■ **Set task**
All the data must come back unchanged, except that pictures are left out.

[Start of Dataset extract]

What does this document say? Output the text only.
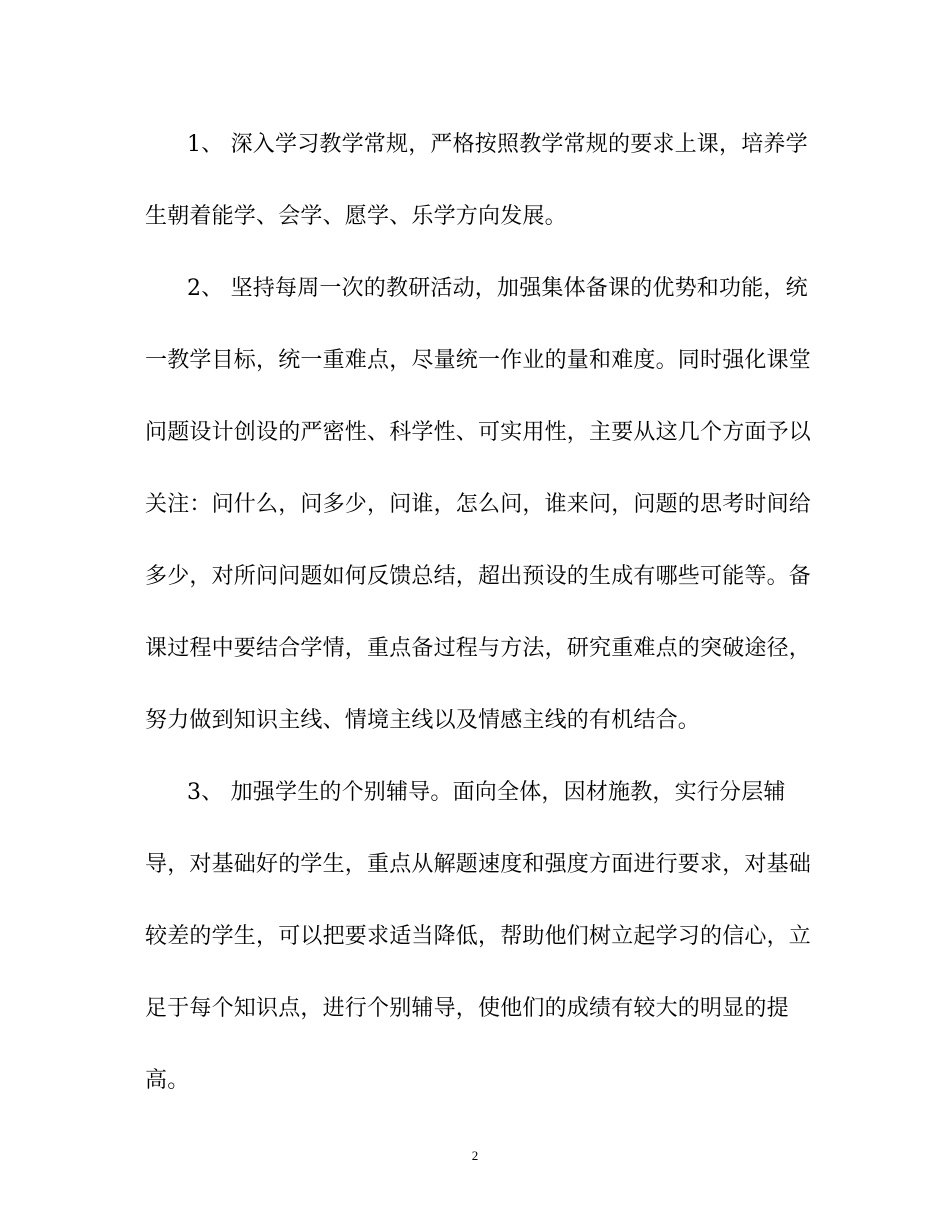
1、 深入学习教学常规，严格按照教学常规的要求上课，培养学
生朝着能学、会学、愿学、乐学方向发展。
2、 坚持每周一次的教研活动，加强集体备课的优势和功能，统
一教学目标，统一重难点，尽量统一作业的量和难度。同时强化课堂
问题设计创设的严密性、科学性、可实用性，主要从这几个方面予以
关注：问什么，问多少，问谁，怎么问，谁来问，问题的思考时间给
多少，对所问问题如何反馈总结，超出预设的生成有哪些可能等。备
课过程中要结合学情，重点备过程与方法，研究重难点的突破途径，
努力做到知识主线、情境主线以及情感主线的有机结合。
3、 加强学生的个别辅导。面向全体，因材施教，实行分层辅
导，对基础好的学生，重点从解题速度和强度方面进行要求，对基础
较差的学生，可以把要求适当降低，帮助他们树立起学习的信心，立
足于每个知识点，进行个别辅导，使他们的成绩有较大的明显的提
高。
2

[End of Dataset extract]

■ **Problem solution**
What does this document say? Output the text only.
1、 深入学习教学常规，严格按照教学常规的要求上课，培养学
生朝着能学、会学、愿学、乐学方向发展。
2、 坚持每周一次的教研活动，加强集体备课的优势和功能，统
一教学目标，统一重难点，尽量统一作业的量和难度。同时强化课堂
问题设计创设的严密性、科学性、可实用性，主要从这几个方面予以
关注：问什么，问多少，问谁，怎么问，谁来问，问题的思考时间给
多少，对所问问题如何反馈总结，超出预设的生成有哪些可能等。备
课过程中要结合学情，重点备过程与方法，研究重难点的突破途径，
努力做到知识主线、情境主线以及情感主线的有机结合。
3、 加强学生的个别辅导。面向全体，因材施教，实行分层辅
导，对基础好的学生，重点从解题速度和强度方面进行要求，对基础
较差的学生，可以把要求适当降低，帮助他们树立起学习的信心，立
足于每个知识点，进行个别辅导，使他们的成绩有较大的明显的提
高。
2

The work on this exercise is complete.